TASK OBJECTIVE: Quote all lines below exactly. Images stay out.

---------- ENTRIES SUPPLIED

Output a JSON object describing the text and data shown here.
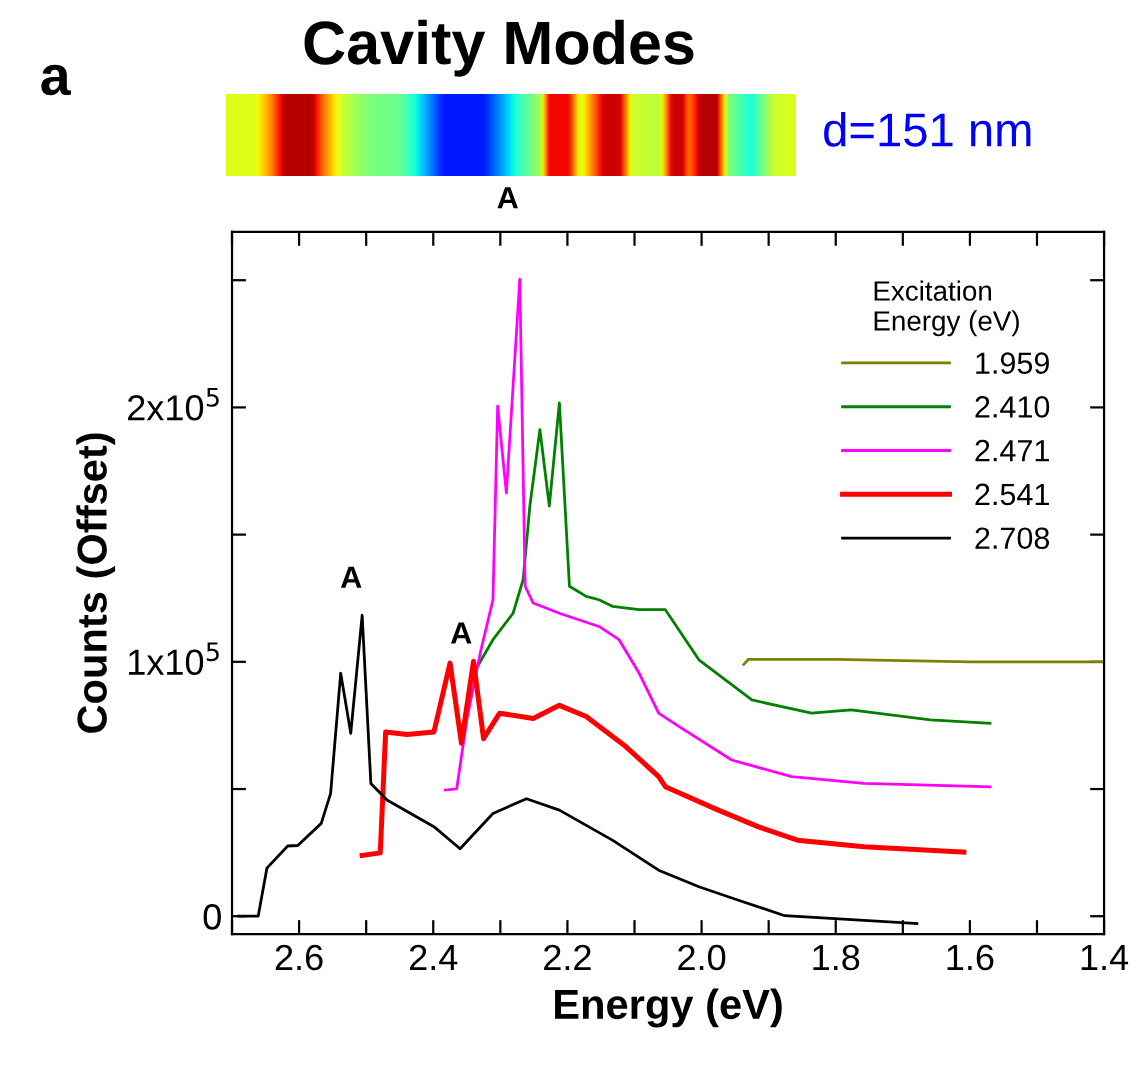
{
  "chart_data": {
    "type": "line",
    "title": "Cavity Modes",
    "xlabel": "Energy (eV)",
    "ylabel": "Counts (Offset)",
    "legend_title": "Excitation\nEnergy (eV)",
    "legend": "top right",
    "grid": false,
    "marker": "none",
    "line_style": "solid",
    "xlim": [
      2.7,
      1.4
    ],
    "xticks": [
      {
        "value": 2.7,
        "label": null
      },
      2.6,
      {
        "value": 2.5,
        "label": null
      },
      2.4,
      {
        "value": 2.3,
        "label": null
      },
      2.2,
      {
        "value": 2.1,
        "label": null
      },
      {
        "value": 2.0,
        "label": "2.0"
      },
      {
        "value": 1.9,
        "label": null
      },
      1.8,
      {
        "value": 1.7,
        "label": null
      },
      1.6,
      {
        "value": 1.5,
        "label": null
      },
      1.4
    ],
    "ylim": [
      -7000,
      269000
    ],
    "yticks": [
      0,
      {
        "value": 50000,
        "label": null
      },
      {
        "value": 100000,
        "label": "1x10$^{5}$"
      },
      {
        "value": 150000,
        "label": null
      },
      {
        "value": 200000,
        "label": "2x10$^{5}$"
      },
      {
        "value": 250000,
        "label": null
      }
    ],
    "series": [
      {
        "name": "1.959",
        "color": "#808000",
        "x": [
          1.937,
          1.93,
          1.8,
          1.6,
          1.4
        ],
        "values": [
          99000,
          101000,
          101000,
          100000,
          100000
        ]
      },
      {
        "name": "2.410",
        "color": "#008000",
        "x": [
          2.34,
          2.311,
          2.281,
          2.266,
          2.256,
          2.241,
          2.227,
          2.212,
          2.197,
          2.172,
          2.153,
          2.133,
          2.093,
          2.054,
          2.004,
          1.925,
          1.836,
          1.777,
          1.659,
          1.57
        ],
        "values": [
          95500,
          108700,
          119100,
          132300,
          161200,
          191300,
          161200,
          201800,
          129700,
          125700,
          124400,
          121800,
          120500,
          120500,
          100800,
          85000,
          79800,
          81100,
          77200,
          75800
        ]
      },
      {
        "name": "2.471",
        "color": "#ff00ff",
        "x": [
          2.382,
          2.365,
          2.35,
          2.33,
          2.311,
          2.304,
          2.291,
          2.271,
          2.263,
          2.251,
          2.212,
          2.153,
          2.123,
          2.093,
          2.064,
          2.034,
          1.955,
          1.866,
          1.758,
          1.57
        ],
        "values": [
          49600,
          50100,
          77200,
          103400,
          124400,
          200500,
          166400,
          250400,
          129700,
          123100,
          119100,
          113900,
          108700,
          95500,
          79800,
          74600,
          61400,
          54900,
          52200,
          50900
        ]
      },
      {
        "name": "2.541",
        "color": "#ff0000",
        "x": [
          2.506,
          2.479,
          2.471,
          2.439,
          2.399,
          2.375,
          2.358,
          2.34,
          2.325,
          2.301,
          2.251,
          2.212,
          2.172,
          2.113,
          2.064,
          2.054,
          1.975,
          1.916,
          1.857,
          1.758,
          1.609
        ],
        "values": [
          23900,
          24900,
          72400,
          71400,
          72400,
          99500,
          68000,
          100200,
          69800,
          79800,
          77700,
          82900,
          78500,
          66700,
          54900,
          50900,
          41700,
          35200,
          29900,
          27300,
          25200
        ]
      },
      {
        "name": "2.708",
        "color": "#000000",
        "x": [
          2.69,
          2.661,
          2.648,
          2.617,
          2.602,
          2.567,
          2.553,
          2.538,
          2.523,
          2.506,
          2.493,
          2.469,
          2.399,
          2.36,
          2.311,
          2.261,
          2.212,
          2.133,
          2.064,
          2.004,
          1.945,
          1.876,
          1.679
        ],
        "values": [
          0,
          0,
          18900,
          27600,
          27800,
          36500,
          48300,
          95500,
          71900,
          118300,
          52200,
          45700,
          35200,
          26500,
          40400,
          46200,
          41700,
          29900,
          18100,
          11600,
          6300,
          200,
          -2900
        ]
      }
    ],
    "annotations": [
      "a",
      "d=151 nm",
      "A",
      "A",
      "A"
    ]
  }
}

--------------------

EXPECTED OUTPUT:
Output a JSON object describing the text and data shown here.
{
  "chart_data": {
    "type": "line",
    "title": "Cavity Modes",
    "xlabel": "Energy (eV)",
    "ylabel": "Counts (Offset)",
    "legend_title": "Excitation\nEnergy (eV)",
    "legend": "top right",
    "grid": false,
    "marker": "none",
    "line_style": "solid",
    "xlim": [
      2.7,
      1.4
    ],
    "xticks": [
      {
        "value": 2.7,
        "label": null
      },
      2.6,
      {
        "value": 2.5,
        "label": null
      },
      2.4,
      {
        "value": 2.3,
        "label": null
      },
      2.2,
      {
        "value": 2.1,
        "label": null
      },
      {
        "value": 2.0,
        "label": "2.0"
      },
      {
        "value": 1.9,
        "label": null
      },
      1.8,
      {
        "value": 1.7,
        "label": null
      },
      1.6,
      {
        "value": 1.5,
        "label": null
      },
      1.4
    ],
    "ylim": [
      -7000,
      269000
    ],
    "yticks": [
      0,
      {
        "value": 50000,
        "label": null
      },
      {
        "value": 100000,
        "label": "1x10$^{5}$"
      },
      {
        "value": 150000,
        "label": null
      },
      {
        "value": 200000,
        "label": "2x10$^{5}$"
      },
      {
        "value": 250000,
        "label": null
      }
    ],
    "series": [
      {
        "name": "1.959",
        "color": "#808000",
        "x": [
          1.937,
          1.93,
          1.8,
          1.6,
          1.4
        ],
        "values": [
          99000,
          101000,
          101000,
          100000,
          100000
        ]
      },
      {
        "name": "2.410",
        "color": "#008000",
        "x": [
          2.34,
          2.311,
          2.281,
          2.266,
          2.256,
          2.241,
          2.227,
          2.212,
          2.197,
          2.172,
          2.153,
          2.133,
          2.093,
          2.054,
          2.004,
          1.925,
          1.836,
          1.777,
          1.659,
          1.57
        ],
        "values": [
          95500,
          108700,
          119100,
          132300,
          161200,
          191300,
          161200,
          201800,
          129700,
          125700,
          124400,
          121800,
          120500,
          120500,
          100800,
          85000,
          79800,
          81100,
          77200,
          75800
        ]
      },
      {
        "name": "2.471",
        "color": "#ff00ff",
        "x": [
          2.382,
          2.365,
          2.35,
          2.33,
          2.311,
          2.304,
          2.291,
          2.271,
          2.263,
          2.251,
          2.212,
          2.153,
          2.123,
          2.093,
          2.064,
          2.034,
          1.955,
          1.866,
          1.758,
          1.57
        ],
        "values": [
          49600,
          50100,
          77200,
          103400,
          124400,
          200500,
          166400,
          250400,
          129700,
          123100,
          119100,
          113900,
          108700,
          95500,
          79800,
          74600,
          61400,
          54900,
          52200,
          50900
        ]
      },
      {
        "name": "2.541",
        "color": "#ff0000",
        "x": [
          2.506,
          2.479,
          2.471,
          2.439,
          2.399,
          2.375,
          2.358,
          2.34,
          2.325,
          2.301,
          2.251,
          2.212,
          2.172,
          2.113,
          2.064,
          2.054,
          1.975,
          1.916,
          1.857,
          1.758,
          1.609
        ],
        "values": [
          23900,
          24900,
          72400,
          71400,
          72400,
          99500,
          68000,
          100200,
          69800,
          79800,
          77700,
          82900,
          78500,
          66700,
          54900,
          50900,
          41700,
          35200,
          29900,
          27300,
          25200
        ]
      },
      {
        "name": "2.708",
        "color": "#000000",
        "x": [
          2.69,
          2.661,
          2.648,
          2.617,
          2.602,
          2.567,
          2.553,
          2.538,
          2.523,
          2.506,
          2.493,
          2.469,
          2.399,
          2.36,
          2.311,
          2.261,
          2.212,
          2.133,
          2.064,
          2.004,
          1.945,
          1.876,
          1.679
        ],
        "values": [
          0,
          0,
          18900,
          27600,
          27800,
          36500,
          48300,
          95500,
          71900,
          118300,
          52200,
          45700,
          35200,
          26500,
          40400,
          46200,
          41700,
          29900,
          18100,
          11600,
          6300,
          200,
          -2900
        ]
      }
    ],
    "annotations": [
      "a",
      "d=151 nm",
      "A",
      "A",
      "A"
    ]
  }
}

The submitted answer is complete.